Output every entry exactly as written.

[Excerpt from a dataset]
◆ ◆ ◆
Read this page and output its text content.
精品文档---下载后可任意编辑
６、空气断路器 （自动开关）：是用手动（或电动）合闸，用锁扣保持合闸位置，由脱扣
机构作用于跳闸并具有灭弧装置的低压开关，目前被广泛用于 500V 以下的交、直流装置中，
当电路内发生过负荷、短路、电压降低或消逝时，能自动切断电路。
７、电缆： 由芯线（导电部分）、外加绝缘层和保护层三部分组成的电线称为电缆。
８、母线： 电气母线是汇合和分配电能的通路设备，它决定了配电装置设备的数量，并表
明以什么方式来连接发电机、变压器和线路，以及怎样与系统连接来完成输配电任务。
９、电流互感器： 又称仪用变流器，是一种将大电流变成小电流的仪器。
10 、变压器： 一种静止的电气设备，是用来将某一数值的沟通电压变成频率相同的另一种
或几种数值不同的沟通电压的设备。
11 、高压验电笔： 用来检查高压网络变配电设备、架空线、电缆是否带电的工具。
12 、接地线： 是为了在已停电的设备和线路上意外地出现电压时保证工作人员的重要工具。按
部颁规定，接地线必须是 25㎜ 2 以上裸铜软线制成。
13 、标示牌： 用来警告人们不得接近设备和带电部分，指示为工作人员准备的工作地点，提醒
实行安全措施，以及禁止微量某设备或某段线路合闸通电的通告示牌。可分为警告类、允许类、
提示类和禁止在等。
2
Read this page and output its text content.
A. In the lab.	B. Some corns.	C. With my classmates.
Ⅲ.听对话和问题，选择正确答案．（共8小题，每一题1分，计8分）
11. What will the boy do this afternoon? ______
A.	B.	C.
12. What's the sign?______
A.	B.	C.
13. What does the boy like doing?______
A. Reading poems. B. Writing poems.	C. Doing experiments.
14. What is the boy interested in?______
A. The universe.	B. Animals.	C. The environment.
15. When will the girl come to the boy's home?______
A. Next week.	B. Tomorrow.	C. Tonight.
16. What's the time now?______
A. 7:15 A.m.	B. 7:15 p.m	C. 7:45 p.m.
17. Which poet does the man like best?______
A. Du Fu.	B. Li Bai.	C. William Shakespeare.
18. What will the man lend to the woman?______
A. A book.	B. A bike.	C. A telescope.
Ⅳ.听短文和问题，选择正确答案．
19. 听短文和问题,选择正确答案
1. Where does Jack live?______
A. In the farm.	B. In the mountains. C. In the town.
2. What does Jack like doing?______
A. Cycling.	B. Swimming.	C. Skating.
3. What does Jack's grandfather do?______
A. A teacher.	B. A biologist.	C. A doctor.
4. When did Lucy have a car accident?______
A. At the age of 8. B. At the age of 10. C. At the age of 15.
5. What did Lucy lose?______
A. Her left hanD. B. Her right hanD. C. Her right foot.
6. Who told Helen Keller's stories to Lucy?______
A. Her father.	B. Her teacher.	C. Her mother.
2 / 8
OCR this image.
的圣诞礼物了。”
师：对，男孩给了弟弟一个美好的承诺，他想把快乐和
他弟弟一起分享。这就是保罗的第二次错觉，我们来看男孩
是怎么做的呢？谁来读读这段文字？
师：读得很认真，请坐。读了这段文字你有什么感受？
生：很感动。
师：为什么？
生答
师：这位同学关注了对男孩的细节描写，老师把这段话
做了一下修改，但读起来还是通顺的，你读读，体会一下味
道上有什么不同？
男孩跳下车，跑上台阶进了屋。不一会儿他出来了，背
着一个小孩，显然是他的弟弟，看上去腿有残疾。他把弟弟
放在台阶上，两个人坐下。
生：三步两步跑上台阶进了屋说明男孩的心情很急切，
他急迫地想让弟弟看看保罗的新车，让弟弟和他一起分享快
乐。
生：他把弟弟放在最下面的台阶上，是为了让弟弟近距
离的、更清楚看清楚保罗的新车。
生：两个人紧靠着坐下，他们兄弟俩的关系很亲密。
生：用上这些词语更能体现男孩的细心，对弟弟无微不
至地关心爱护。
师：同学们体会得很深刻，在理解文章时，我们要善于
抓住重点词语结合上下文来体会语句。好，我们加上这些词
◆ ◆ ◆
Reply to the task →
Read this page and output its text content.
精品文档---下载后可任意编辑
６、空气断路器 （自动开关）：是用手动（或电动）合闸，用锁扣保持合闸位置，由脱扣
机构作用于跳闸并具有灭弧装置的低压开关，目前被广泛用于 500V 以下的交、直流装置中，
当电路内发生过负荷、短路、电压降低或消逝时，能自动切断电路。
７、电缆： 由芯线（导电部分）、外加绝缘层和保护层三部分组成的电线称为电缆。
８、母线： 电气母线是汇合和分配电能的通路设备，它决定了配电装置设备的数量，并表
明以什么方式来连接发电机、变压器和线路，以及怎样与系统连接来完成输配电任务。
９、电流互感器： 又称仪用变流器，是一种将大电流变成小电流的仪器。
10 、变压器： 一种静止的电气设备，是用来将某一数值的沟通电压变成频率相同的另一种
或几种数值不同的沟通电压的设备。
11 、高压验电笔： 用来检查高压网络变配电设备、架空线、电缆是否带电的工具。
12 、接地线： 是为了在已停电的设备和线路上意外地出现电压时保证工作人员的重要工具。按
部颁规定，接地线必须是 25㎜ 2 以上裸铜软线制成。
13 、标示牌： 用来警告人们不得接近设备和带电部分，指示为工作人员准备的工作地点，提醒
实行安全措施，以及禁止微量某设备或某段线路合闸通电的通告示牌。可分为警告类、允许类、
提示类和禁止在等。
2
Read this page and output its text content.
A. In the lab.	B. Some corns.	C. With my classmates.
Ⅲ.听对话和问题，选择正确答案．（共8小题，每一题1分，计8分）
11. What will the boy do this afternoon? ______
A.	B.	C.
12. What's the sign?______
A.	B.	C.
13. What does the boy like doing?______
A. Reading poems. B. Writing poems.	C. Doing experiments.
14. What is the boy interested in?______
A. The universe.	B. Animals.	C. The environment.
15. When will the girl come to the boy's home?______
A. Next week.	B. Tomorrow.	C. Tonight.
16. What's the time now?______
A. 7:15 A.m.	B. 7:15 p.m	C. 7:45 p.m.
17. Which poet does the man like best?______
A. Du Fu.	B. Li Bai.	C. William Shakespeare.
18. What will the man lend to the woman?______
A. A book.	B. A bike.	C. A telescope.
Ⅳ.听短文和问题，选择正确答案．
19. 听短文和问题,选择正确答案
1. Where does Jack live?______
A. In the farm.	B. In the mountains. C. In the town.
2. What does Jack like doing?______
A. Cycling.	B. Swimming.	C. Skating.
3. What does Jack's grandfather do?______
A. A teacher.	B. A biologist.	C. A doctor.
4. When did Lucy have a car accident?______
A. At the age of 8. B. At the age of 10. C. At the age of 15.
5. What did Lucy lose?______
A. Her left hanD. B. Her right hanD. C. Her right foot.
6. Who told Helen Keller's stories to Lucy?______
A. Her father.	B. Her teacher.	C. Her mother.
2 / 8
OCR this image.
的圣诞礼物了。”
师：对，男孩给了弟弟一个美好的承诺，他想把快乐和
他弟弟一起分享。这就是保罗的第二次错觉，我们来看男孩
是怎么做的呢？谁来读读这段文字？
师：读得很认真，请坐。读了这段文字你有什么感受？
生：很感动。
师：为什么？
生答
师：这位同学关注了对男孩的细节描写，老师把这段话
做了一下修改，但读起来还是通顺的，你读读，体会一下味
道上有什么不同？
男孩跳下车，跑上台阶进了屋。不一会儿他出来了，背
着一个小孩，显然是他的弟弟，看上去腿有残疾。他把弟弟
放在台阶上，两个人坐下。
生：三步两步跑上台阶进了屋说明男孩的心情很急切，
他急迫地想让弟弟看看保罗的新车，让弟弟和他一起分享快
乐。
生：他把弟弟放在最下面的台阶上，是为了让弟弟近距
离的、更清楚看清楚保罗的新车。
生：两个人紧靠着坐下，他们兄弟俩的关系很亲密。
生：用上这些词语更能体现男孩的细心，对弟弟无微不
至地关心爱护。
师：同学们体会得很深刻，在理解文章时，我们要善于
抓住重点词语结合上下文来体会语句。好，我们加上这些词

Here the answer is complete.